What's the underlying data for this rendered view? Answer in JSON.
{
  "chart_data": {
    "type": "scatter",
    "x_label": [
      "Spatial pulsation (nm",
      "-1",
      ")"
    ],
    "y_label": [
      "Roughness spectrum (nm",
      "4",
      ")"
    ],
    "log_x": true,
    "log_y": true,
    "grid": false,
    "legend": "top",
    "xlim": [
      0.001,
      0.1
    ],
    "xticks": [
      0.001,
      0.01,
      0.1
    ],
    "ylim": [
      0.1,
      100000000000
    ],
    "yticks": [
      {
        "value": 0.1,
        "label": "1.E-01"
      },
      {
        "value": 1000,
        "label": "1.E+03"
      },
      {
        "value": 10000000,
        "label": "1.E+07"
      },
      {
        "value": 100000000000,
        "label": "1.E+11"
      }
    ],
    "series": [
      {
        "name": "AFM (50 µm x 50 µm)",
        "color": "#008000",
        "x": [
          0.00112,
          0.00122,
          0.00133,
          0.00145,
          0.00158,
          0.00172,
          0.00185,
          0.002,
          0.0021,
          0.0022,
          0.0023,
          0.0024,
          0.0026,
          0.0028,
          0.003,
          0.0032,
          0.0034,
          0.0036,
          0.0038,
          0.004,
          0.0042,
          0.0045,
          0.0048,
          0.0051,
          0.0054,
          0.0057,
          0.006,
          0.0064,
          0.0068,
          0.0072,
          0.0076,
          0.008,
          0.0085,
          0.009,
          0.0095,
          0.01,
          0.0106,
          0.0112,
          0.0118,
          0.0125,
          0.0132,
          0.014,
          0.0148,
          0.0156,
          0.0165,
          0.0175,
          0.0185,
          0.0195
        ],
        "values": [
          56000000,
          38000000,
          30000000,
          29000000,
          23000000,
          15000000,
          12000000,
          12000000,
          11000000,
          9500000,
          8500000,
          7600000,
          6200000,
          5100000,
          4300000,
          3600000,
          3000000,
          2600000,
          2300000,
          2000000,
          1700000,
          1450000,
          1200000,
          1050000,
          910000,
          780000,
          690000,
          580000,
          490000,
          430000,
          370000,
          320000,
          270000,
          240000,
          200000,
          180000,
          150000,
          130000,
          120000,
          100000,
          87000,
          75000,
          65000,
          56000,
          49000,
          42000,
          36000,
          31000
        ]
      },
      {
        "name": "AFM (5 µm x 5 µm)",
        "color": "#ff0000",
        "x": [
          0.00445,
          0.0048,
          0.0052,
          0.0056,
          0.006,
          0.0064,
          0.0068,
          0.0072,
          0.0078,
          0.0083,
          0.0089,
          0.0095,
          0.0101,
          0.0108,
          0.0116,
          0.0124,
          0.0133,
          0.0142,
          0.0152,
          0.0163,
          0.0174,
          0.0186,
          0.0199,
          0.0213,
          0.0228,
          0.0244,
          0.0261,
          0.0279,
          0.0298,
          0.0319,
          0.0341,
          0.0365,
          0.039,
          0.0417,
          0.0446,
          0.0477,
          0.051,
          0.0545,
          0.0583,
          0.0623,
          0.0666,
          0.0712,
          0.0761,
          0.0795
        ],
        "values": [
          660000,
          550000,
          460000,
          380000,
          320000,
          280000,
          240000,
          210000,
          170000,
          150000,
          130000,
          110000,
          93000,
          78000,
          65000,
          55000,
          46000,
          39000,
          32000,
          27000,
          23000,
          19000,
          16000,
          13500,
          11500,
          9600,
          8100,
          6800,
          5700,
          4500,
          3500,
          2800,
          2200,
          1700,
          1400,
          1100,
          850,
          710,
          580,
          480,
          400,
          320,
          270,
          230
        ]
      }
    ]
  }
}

******************************

• _CHALLENGE_: Work through the listing above and report how many lines include the string "name", with no other text.

• _RESULT OF THIS EXERCISE_: 2